Data items

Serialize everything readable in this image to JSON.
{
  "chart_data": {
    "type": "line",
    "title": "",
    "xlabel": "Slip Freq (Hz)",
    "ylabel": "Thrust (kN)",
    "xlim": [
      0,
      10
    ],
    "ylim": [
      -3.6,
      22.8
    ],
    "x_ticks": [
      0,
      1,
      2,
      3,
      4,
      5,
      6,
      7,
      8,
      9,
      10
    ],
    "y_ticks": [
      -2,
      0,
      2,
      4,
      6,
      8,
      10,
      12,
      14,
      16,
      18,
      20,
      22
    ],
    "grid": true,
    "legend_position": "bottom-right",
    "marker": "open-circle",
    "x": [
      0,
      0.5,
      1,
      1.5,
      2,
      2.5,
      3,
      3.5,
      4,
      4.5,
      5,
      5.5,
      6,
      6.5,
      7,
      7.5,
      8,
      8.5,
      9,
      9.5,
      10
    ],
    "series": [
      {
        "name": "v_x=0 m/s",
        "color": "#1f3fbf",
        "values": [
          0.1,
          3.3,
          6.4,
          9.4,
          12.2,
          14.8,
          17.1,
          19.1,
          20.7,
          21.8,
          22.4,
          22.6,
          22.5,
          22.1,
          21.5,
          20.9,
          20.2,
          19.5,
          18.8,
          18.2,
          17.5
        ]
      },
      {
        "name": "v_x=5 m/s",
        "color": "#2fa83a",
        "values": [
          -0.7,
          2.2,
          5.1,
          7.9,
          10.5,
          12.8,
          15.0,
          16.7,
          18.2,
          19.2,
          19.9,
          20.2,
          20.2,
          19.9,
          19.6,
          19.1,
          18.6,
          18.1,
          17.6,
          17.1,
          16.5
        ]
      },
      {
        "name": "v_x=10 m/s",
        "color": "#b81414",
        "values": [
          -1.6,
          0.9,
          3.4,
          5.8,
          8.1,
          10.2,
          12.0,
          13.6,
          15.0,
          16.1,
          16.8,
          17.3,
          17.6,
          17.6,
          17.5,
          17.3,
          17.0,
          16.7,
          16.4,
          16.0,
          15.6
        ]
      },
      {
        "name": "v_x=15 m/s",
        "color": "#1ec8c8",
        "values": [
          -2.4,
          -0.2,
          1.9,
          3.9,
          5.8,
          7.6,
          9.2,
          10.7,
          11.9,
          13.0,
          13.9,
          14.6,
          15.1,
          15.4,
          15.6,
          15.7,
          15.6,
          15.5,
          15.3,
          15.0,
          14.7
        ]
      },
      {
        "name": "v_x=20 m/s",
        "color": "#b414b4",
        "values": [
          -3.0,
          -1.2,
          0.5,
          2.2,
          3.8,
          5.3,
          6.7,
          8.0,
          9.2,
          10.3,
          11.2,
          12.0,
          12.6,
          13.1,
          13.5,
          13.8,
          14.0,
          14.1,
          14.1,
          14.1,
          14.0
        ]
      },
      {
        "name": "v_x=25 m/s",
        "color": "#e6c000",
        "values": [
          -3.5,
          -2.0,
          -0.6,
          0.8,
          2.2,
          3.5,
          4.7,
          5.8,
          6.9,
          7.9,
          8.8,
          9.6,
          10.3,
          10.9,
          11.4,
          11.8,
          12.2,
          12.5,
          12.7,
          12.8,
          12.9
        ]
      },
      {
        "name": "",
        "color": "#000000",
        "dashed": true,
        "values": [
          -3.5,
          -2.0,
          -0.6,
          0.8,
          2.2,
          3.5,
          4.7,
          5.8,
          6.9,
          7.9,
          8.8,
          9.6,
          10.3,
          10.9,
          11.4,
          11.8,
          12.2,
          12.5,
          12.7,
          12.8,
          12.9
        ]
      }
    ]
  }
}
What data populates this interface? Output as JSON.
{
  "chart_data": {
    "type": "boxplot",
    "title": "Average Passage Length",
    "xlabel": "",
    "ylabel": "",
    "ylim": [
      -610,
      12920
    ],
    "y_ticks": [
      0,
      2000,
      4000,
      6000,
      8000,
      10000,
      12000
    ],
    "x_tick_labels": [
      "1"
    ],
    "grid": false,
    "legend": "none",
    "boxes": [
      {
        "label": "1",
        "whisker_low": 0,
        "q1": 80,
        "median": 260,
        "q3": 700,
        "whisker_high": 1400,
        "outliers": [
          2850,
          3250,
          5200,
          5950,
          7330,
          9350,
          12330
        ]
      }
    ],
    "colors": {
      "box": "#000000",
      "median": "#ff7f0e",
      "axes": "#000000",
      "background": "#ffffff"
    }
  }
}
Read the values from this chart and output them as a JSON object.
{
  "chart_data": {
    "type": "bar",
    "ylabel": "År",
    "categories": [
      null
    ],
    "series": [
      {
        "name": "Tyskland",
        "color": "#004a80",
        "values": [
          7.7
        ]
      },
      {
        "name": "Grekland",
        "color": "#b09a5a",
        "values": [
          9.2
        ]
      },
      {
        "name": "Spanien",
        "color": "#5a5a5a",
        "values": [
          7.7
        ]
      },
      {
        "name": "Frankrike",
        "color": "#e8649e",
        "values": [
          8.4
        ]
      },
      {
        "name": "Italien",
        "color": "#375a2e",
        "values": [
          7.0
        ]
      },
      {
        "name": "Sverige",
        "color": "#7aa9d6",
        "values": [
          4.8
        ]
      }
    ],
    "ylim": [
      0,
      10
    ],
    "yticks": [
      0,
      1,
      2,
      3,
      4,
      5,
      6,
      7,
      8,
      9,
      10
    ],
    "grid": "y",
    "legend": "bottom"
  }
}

» Goal: Repeat all of the records above exactly as written.

» Correct response:
Serialize everything readable in this image to JSON.
{
  "chart_data": {
    "type": "line",
    "title": "",
    "xlabel": "Slip Freq (Hz)",
    "ylabel": "Thrust (kN)",
    "xlim": [
      0,
      10
    ],
    "ylim": [
      -3.6,
      22.8
    ],
    "x_ticks": [
      0,
      1,
      2,
      3,
      4,
      5,
      6,
      7,
      8,
      9,
      10
    ],
    "y_ticks": [
      -2,
      0,
      2,
      4,
      6,
      8,
      10,
      12,
      14,
      16,
      18,
      20,
      22
    ],
    "grid": true,
    "legend_position": "bottom-right",
    "marker": "open-circle",
    "x": [
      0,
      0.5,
      1,
      1.5,
      2,
      2.5,
      3,
      3.5,
      4,
      4.5,
      5,
      5.5,
      6,
      6.5,
      7,
      7.5,
      8,
      8.5,
      9,
      9.5,
      10
    ],
    "series": [
      {
        "name": "v_x=0 m/s",
        "color": "#1f3fbf",
        "values": [
          0.1,
          3.3,
          6.4,
          9.4,
          12.2,
          14.8,
          17.1,
          19.1,
          20.7,
          21.8,
          22.4,
          22.6,
          22.5,
          22.1,
          21.5,
          20.9,
          20.2,
          19.5,
          18.8,
          18.2,
          17.5
        ]
      },
      {
        "name": "v_x=5 m/s",
        "color": "#2fa83a",
        "values": [
          -0.7,
          2.2,
          5.1,
          7.9,
          10.5,
          12.8,
          15.0,
          16.7,
          18.2,
          19.2,
          19.9,
          20.2,
          20.2,
          19.9,
          19.6,
          19.1,
          18.6,
          18.1,
          17.6,
          17.1,
          16.5
        ]
      },
      {
        "name": "v_x=10 m/s",
        "color": "#b81414",
        "values": [
          -1.6,
          0.9,
          3.4,
          5.8,
          8.1,
          10.2,
          12.0,
          13.6,
          15.0,
          16.1,
          16.8,
          17.3,
          17.6,
          17.6,
          17.5,
          17.3,
          17.0,
          16.7,
          16.4,
          16.0,
          15.6
        ]
      },
      {
        "name": "v_x=15 m/s",
        "color": "#1ec8c8",
        "values": [
          -2.4,
          -0.2,
          1.9,
          3.9,
          5.8,
          7.6,
          9.2,
          10.7,
          11.9,
          13.0,
          13.9,
          14.6,
          15.1,
          15.4,
          15.6,
          15.7,
          15.6,
          15.5,
          15.3,
          15.0,
          14.7
        ]
      },
      {
        "name": "v_x=20 m/s",
        "color": "#b414b4",
        "values": [
          -3.0,
          -1.2,
          0.5,
          2.2,
          3.8,
          5.3,
          6.7,
          8.0,
          9.2,
          10.3,
          11.2,
          12.0,
          12.6,
          13.1,
          13.5,
          13.8,
          14.0,
          14.1,
          14.1,
          14.1,
          14.0
        ]
      },
      {
        "name": "v_x=25 m/s",
        "color": "#e6c000",
        "values": [
          -3.5,
          -2.0,
          -0.6,
          0.8,
          2.2,
          3.5,
          4.7,
          5.8,
          6.9,
          7.9,
          8.8,
          9.6,
          10.3,
          10.9,
          11.4,
          11.8,
          12.2,
          12.5,
          12.7,
          12.8,
          12.9
        ]
      },
      {
        "name": "",
        "color": "#000000",
        "dashed": true,
        "values": [
          -3.5,
          -2.0,
          -0.6,
          0.8,
          2.2,
          3.5,
          4.7,
          5.8,
          6.9,
          7.9,
          8.8,
          9.6,
          10.3,
          10.9,
          11.4,
          11.8,
          12.2,
          12.5,
          12.7,
          12.8,
          12.9
        ]
      }
    ]
  }
}
What data populates this interface? Output as JSON.
{
  "chart_data": {
    "type": "boxplot",
    "title": "Average Passage Length",
    "xlabel": "",
    "ylabel": "",
    "ylim": [
      -610,
      12920
    ],
    "y_ticks": [
      0,
      2000,
      4000,
      6000,
      8000,
      10000,
      12000
    ],
    "x_tick_labels": [
      "1"
    ],
    "grid": false,
    "legend": "none",
    "boxes": [
      {
        "label": "1",
        "whisker_low": 0,
        "q1": 80,
        "median": 260,
        "q3": 700,
        "whisker_high": 1400,
        "outliers": [
          2850,
          3250,
          5200,
          5950,
          7330,
          9350,
          12330
        ]
      }
    ],
    "colors": {
      "box": "#000000",
      "median": "#ff7f0e",
      "axes": "#000000",
      "background": "#ffffff"
    }
  }
}
Read the values from this chart and output them as a JSON object.
{
  "chart_data": {
    "type": "bar",
    "ylabel": "År",
    "categories": [
      null
    ],
    "series": [
      {
        "name": "Tyskland",
        "color": "#004a80",
        "values": [
          7.7
        ]
      },
      {
        "name": "Grekland",
        "color": "#b09a5a",
        "values": [
          9.2
        ]
      },
      {
        "name": "Spanien",
        "color": "#5a5a5a",
        "values": [
          7.7
        ]
      },
      {
        "name": "Frankrike",
        "color": "#e8649e",
        "values": [
          8.4
        ]
      },
      {
        "name": "Italien",
        "color": "#375a2e",
        "values": [
          7.0
        ]
      },
      {
        "name": "Sverige",
        "color": "#7aa9d6",
        "values": [
          4.8
        ]
      }
    ],
    "ylim": [
      0,
      10
    ],
    "yticks": [
      0,
      1,
      2,
      3,
      4,
      5,
      6,
      7,
      8,
      9,
      10
    ],
    "grid": "y",
    "legend": "bottom"
  }
}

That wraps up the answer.